Written task -> Pull out from the material below all lines with "Iodine".

[Chart and figure data]
— BEGIN —

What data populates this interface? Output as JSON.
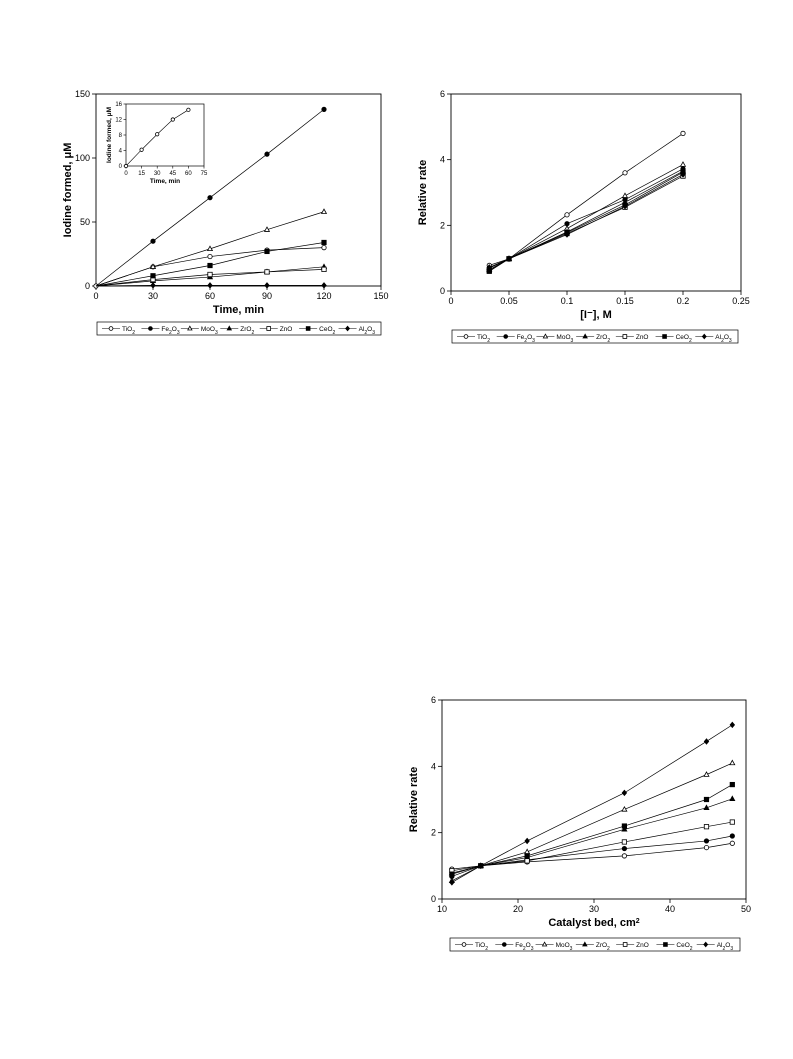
{
  "legend_labels": [
    {
      "label": "TiO",
      "sub": "2",
      "marker": "open-circle"
    },
    {
      "label": "Fe",
      "sub": "2",
      "label2": "O",
      "sub2": "3",
      "marker": "filled-circle"
    },
    {
      "label": "MoO",
      "sub": "3",
      "marker": "open-triangle"
    },
    {
      "label": "ZrO",
      "sub": "2",
      "marker": "filled-triangle"
    },
    {
      "label": "ZnO",
      "sub": "",
      "marker": "open-square"
    },
    {
      "label": "CeO",
      "sub": "2",
      "marker": "filled-square"
    },
    {
      "label": "Al",
      "sub": "2",
      "label2": "O",
      "sub2": "3",
      "marker": "filled-diamond"
    }
  ],
  "chart_data": [
    {
      "type": "line",
      "xlabel": "Time, min",
      "ylabel": "Iodine formed, μM",
      "xlim": [
        0,
        150
      ],
      "ylim": [
        0,
        150
      ],
      "xticks": [
        "0",
        "30",
        "60",
        "90",
        "120",
        "150"
      ],
      "yticks": [
        "0",
        "50",
        "100",
        "150"
      ],
      "x": [
        0,
        30,
        60,
        90,
        120
      ],
      "series": [
        {
          "name": "TiO2",
          "values": [
            0,
            15,
            23,
            28,
            30
          ]
        },
        {
          "name": "Fe2O3",
          "values": [
            0,
            35,
            69,
            103,
            138
          ]
        },
        {
          "name": "MoO3",
          "values": [
            0,
            15,
            29,
            44,
            58
          ]
        },
        {
          "name": "ZrO2",
          "values": [
            0,
            4,
            7,
            11,
            15
          ]
        },
        {
          "name": "ZnO",
          "values": [
            0,
            5,
            9,
            11,
            13
          ]
        },
        {
          "name": "CeO2",
          "values": [
            0,
            8,
            16,
            27,
            34
          ]
        },
        {
          "name": "Al2O3",
          "values": [
            0,
            0.5,
            0.5,
            0.5,
            0.5
          ]
        }
      ],
      "inset": {
        "xlabel": "Time, min",
        "ylabel": "Iodine formed, μM",
        "xlim": [
          0,
          75
        ],
        "ylim": [
          0,
          16
        ],
        "xticks": [
          "0",
          "15",
          "30",
          "45",
          "60",
          "75"
        ],
        "yticks": [
          "0",
          "4",
          "8",
          "12",
          "16"
        ],
        "x": [
          0,
          15,
          30,
          45,
          60
        ],
        "values": [
          0,
          4.2,
          8.2,
          12,
          14.5
        ]
      },
      "legend": "bottom"
    },
    {
      "type": "line",
      "xlabel": "[I⁻], M",
      "ylabel": "Relative rate",
      "xlim": [
        0,
        0.25
      ],
      "ylim": [
        0,
        6
      ],
      "xticks": [
        "0",
        "0.05",
        "0.1",
        "0.15",
        "0.2",
        "0.25"
      ],
      "yticks": [
        "0",
        "2",
        "4",
        "6"
      ],
      "x": [
        0.033,
        0.05,
        0.1,
        0.15,
        0.2
      ],
      "series": [
        {
          "name": "TiO2",
          "values": [
            0.78,
            0.98,
            2.32,
            3.6,
            4.8
          ]
        },
        {
          "name": "Fe2O3",
          "values": [
            0.7,
            0.98,
            2.05,
            2.78,
            3.72
          ]
        },
        {
          "name": "MoO3",
          "values": [
            0.7,
            0.98,
            1.9,
            2.9,
            3.85
          ]
        },
        {
          "name": "ZrO2",
          "values": [
            0.65,
            0.98,
            1.8,
            2.7,
            3.65
          ]
        },
        {
          "name": "ZnO",
          "values": [
            0.62,
            0.98,
            1.75,
            2.55,
            3.5
          ]
        },
        {
          "name": "CeO2",
          "values": [
            0.6,
            0.98,
            1.78,
            2.62,
            3.62
          ]
        },
        {
          "name": "Al2O3",
          "values": [
            0.72,
            0.98,
            1.72,
            2.58,
            3.55
          ]
        }
      ],
      "legend": "bottom"
    },
    {
      "type": "line",
      "xlabel": "Catalyst bed, cm",
      "xlabel_sup": "2",
      "ylabel": "Relative rate",
      "xlim": [
        10,
        50
      ],
      "ylim": [
        0,
        6
      ],
      "xticks": [
        "10",
        "20",
        "30",
        "40",
        "50"
      ],
      "yticks": [
        "0",
        "2",
        "4",
        "6"
      ],
      "x": [
        11.3,
        15.1,
        21.2,
        34.0,
        44.8,
        48.2
      ],
      "series": [
        {
          "name": "TiO2",
          "values": [
            0.9,
            1.0,
            1.12,
            1.3,
            1.55,
            1.68
          ]
        },
        {
          "name": "Fe2O3",
          "values": [
            0.68,
            1.0,
            1.18,
            1.52,
            1.75,
            1.9
          ]
        },
        {
          "name": "MoO3",
          "values": [
            0.55,
            1.0,
            1.42,
            2.7,
            3.75,
            4.1
          ]
        },
        {
          "name": "ZrO2",
          "values": [
            0.78,
            1.0,
            1.25,
            2.1,
            2.75,
            3.02
          ]
        },
        {
          "name": "ZnO",
          "values": [
            0.85,
            1.0,
            1.15,
            1.72,
            2.18,
            2.32
          ]
        },
        {
          "name": "CeO2",
          "values": [
            0.75,
            1.0,
            1.3,
            2.2,
            3.0,
            3.45
          ]
        },
        {
          "name": "Al2O3",
          "values": [
            0.5,
            1.0,
            1.75,
            3.2,
            4.75,
            5.25
          ]
        }
      ],
      "legend": "bottom"
    }
  ]
}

— END —

Response to the task ->
      "ylabel": "Iodine formed, μM",
        "ylabel": "Iodine formed, μM",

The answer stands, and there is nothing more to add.